- WHAT THE TASK REQUIRES: Go through the data below. List every line that holds the word "Bookmarks".

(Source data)
%%

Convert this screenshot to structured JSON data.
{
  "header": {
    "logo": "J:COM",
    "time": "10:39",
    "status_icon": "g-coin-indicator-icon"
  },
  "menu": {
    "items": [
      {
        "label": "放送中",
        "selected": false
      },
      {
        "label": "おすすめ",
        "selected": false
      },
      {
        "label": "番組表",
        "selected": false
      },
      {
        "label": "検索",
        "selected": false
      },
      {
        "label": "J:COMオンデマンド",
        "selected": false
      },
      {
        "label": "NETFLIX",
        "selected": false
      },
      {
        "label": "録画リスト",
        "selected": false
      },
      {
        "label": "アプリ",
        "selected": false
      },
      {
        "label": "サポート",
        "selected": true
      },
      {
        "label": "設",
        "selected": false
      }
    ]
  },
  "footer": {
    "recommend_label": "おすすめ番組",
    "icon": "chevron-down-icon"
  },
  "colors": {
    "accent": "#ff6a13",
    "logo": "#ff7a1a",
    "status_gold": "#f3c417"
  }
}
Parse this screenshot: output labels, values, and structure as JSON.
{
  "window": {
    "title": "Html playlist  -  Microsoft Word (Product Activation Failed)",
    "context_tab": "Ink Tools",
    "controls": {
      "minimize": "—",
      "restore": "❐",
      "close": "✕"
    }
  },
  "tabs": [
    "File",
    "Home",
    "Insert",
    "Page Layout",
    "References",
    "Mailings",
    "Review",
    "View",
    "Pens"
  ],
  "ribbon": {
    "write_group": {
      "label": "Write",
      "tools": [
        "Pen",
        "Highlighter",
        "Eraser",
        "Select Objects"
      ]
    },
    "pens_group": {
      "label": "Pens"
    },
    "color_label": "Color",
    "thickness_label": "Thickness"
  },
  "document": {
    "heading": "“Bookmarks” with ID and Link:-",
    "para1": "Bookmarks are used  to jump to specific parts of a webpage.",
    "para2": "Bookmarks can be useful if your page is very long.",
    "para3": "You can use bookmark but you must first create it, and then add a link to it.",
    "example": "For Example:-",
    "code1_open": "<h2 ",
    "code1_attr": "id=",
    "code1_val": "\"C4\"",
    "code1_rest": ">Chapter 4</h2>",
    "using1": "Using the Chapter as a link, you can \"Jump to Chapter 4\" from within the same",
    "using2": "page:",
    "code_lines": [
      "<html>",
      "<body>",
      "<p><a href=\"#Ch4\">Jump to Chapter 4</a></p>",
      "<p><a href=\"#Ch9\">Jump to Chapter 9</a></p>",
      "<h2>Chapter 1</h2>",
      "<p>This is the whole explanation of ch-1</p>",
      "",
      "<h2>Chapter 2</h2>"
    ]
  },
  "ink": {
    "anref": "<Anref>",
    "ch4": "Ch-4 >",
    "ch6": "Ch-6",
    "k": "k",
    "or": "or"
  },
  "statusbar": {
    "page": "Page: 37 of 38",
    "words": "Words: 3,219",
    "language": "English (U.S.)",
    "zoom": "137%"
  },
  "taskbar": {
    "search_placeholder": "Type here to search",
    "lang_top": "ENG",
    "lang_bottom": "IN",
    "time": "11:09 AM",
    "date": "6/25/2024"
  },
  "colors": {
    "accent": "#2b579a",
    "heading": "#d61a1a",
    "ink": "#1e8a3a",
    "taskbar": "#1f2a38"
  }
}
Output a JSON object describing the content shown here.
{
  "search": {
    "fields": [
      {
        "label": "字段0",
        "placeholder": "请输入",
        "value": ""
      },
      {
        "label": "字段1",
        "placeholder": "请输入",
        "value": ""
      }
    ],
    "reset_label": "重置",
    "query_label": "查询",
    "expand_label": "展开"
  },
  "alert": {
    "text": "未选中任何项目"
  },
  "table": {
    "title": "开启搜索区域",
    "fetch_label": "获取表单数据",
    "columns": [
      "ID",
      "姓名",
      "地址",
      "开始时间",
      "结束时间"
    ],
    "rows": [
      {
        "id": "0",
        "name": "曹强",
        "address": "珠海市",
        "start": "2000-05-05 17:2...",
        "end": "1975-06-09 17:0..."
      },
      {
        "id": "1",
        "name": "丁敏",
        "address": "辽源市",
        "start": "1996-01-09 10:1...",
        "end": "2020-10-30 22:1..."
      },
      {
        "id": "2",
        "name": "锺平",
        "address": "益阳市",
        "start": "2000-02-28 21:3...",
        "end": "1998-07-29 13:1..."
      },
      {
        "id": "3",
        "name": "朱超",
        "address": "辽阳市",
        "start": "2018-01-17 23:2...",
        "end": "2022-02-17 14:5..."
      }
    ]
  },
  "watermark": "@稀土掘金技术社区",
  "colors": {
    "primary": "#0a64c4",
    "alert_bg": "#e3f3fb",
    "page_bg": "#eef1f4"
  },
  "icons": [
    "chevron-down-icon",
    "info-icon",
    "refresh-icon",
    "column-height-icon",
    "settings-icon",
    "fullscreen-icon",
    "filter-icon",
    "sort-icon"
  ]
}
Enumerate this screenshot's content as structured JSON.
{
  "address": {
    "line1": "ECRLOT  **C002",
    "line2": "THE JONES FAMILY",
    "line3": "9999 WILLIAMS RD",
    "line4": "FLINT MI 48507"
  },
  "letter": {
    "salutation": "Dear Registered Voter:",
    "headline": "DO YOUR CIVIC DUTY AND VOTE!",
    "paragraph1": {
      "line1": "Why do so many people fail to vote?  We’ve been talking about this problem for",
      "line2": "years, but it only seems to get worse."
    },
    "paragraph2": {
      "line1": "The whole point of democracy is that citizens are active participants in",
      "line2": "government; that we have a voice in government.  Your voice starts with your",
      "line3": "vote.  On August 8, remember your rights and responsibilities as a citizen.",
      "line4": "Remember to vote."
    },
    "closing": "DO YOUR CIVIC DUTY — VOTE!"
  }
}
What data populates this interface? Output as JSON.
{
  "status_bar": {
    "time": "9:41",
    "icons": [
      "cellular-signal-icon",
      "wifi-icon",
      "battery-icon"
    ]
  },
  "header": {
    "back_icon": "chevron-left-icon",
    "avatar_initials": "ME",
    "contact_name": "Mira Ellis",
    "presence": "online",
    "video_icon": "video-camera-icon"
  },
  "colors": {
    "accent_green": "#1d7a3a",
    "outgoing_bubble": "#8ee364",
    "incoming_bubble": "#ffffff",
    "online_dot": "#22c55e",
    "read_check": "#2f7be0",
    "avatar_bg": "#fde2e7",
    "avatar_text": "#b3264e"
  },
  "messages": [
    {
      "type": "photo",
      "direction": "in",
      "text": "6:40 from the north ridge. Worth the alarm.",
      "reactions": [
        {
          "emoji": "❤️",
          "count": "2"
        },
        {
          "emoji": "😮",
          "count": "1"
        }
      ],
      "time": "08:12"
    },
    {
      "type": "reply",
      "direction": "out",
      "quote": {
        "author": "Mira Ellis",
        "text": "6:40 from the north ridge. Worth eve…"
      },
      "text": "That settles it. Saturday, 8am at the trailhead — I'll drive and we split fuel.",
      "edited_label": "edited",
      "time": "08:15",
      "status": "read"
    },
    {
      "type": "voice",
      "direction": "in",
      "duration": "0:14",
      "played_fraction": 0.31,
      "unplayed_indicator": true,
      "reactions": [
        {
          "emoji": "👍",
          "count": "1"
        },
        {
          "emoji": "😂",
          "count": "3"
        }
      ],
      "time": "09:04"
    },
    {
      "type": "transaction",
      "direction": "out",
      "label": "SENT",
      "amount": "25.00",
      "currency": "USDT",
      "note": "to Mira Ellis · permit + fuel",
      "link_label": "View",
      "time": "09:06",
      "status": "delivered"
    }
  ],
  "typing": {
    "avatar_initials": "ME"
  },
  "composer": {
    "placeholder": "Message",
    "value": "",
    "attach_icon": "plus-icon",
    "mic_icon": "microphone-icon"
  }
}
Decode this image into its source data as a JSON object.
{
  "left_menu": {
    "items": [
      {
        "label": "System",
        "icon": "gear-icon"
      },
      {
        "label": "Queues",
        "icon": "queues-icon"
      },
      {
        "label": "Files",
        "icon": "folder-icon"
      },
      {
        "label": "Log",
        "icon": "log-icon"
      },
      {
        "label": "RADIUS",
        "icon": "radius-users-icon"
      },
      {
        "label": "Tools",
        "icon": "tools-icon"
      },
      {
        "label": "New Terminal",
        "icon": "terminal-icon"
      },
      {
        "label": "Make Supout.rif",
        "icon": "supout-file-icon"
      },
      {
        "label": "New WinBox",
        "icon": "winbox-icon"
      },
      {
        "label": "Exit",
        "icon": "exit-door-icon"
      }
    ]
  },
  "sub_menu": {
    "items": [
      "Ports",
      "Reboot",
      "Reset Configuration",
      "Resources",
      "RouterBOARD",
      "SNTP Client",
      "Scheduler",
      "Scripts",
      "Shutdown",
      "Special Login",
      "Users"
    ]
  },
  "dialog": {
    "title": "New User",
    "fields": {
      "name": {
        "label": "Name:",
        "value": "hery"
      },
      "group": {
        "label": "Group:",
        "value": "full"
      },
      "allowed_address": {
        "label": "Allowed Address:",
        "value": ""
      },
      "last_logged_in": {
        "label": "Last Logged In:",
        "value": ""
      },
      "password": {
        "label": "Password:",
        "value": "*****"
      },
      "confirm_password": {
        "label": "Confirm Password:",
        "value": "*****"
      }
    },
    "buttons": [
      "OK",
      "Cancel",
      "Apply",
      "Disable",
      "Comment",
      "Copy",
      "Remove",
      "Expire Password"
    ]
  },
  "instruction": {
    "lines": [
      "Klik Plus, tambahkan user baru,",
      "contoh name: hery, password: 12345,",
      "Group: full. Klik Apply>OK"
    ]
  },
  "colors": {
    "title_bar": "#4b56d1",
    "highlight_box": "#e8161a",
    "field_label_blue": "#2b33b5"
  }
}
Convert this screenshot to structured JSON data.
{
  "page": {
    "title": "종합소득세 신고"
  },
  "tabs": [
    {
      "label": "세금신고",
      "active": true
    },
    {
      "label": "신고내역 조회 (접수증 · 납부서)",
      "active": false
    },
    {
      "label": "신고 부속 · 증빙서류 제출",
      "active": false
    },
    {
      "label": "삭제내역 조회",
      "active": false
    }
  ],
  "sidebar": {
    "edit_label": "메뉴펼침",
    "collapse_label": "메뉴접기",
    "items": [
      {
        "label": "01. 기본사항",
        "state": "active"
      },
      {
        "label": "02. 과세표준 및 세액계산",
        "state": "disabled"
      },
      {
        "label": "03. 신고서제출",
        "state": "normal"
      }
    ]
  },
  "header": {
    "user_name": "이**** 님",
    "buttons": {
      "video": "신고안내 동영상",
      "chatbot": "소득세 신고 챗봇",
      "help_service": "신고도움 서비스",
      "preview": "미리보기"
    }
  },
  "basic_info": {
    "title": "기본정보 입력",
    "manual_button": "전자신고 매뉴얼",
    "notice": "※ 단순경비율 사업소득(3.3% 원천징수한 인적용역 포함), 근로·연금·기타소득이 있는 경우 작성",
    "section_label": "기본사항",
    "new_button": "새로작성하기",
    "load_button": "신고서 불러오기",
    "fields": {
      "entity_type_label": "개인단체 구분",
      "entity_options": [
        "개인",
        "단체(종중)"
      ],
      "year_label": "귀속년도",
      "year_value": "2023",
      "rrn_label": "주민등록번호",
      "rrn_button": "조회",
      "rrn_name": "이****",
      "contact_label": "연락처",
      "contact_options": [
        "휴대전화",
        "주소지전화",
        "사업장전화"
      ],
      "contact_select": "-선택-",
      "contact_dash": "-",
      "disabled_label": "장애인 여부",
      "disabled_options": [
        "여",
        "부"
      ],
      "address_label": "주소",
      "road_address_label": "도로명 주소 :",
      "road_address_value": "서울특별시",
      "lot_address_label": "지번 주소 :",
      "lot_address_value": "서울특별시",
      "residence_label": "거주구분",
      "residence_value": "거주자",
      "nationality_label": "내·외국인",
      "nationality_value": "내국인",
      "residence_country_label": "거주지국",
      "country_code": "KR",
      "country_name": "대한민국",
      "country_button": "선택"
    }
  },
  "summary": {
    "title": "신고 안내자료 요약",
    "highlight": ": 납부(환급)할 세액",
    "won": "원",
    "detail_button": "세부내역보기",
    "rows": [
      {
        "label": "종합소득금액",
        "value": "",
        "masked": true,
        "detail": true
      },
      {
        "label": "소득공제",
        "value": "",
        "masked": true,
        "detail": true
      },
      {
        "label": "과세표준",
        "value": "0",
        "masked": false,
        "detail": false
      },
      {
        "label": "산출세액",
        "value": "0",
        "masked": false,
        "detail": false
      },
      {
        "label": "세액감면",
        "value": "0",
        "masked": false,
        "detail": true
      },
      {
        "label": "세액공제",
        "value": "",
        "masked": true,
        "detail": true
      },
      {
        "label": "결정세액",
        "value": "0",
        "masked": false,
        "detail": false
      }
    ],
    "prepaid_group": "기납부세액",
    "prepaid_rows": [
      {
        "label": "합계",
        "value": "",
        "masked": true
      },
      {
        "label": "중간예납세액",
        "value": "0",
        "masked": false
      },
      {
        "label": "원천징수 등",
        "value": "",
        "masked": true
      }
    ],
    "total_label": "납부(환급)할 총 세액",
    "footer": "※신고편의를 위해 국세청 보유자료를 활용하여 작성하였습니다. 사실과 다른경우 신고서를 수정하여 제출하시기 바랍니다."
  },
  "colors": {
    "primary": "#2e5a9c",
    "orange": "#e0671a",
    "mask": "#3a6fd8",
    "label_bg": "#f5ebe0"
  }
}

%%

- SOLUTION:
    "heading": "“Bookmarks” with ID and Link:-",
    "para1": "Bookmarks are used  to jump to specific parts of a webpage.",
    "para2": "Bookmarks can be useful if your page is very long.",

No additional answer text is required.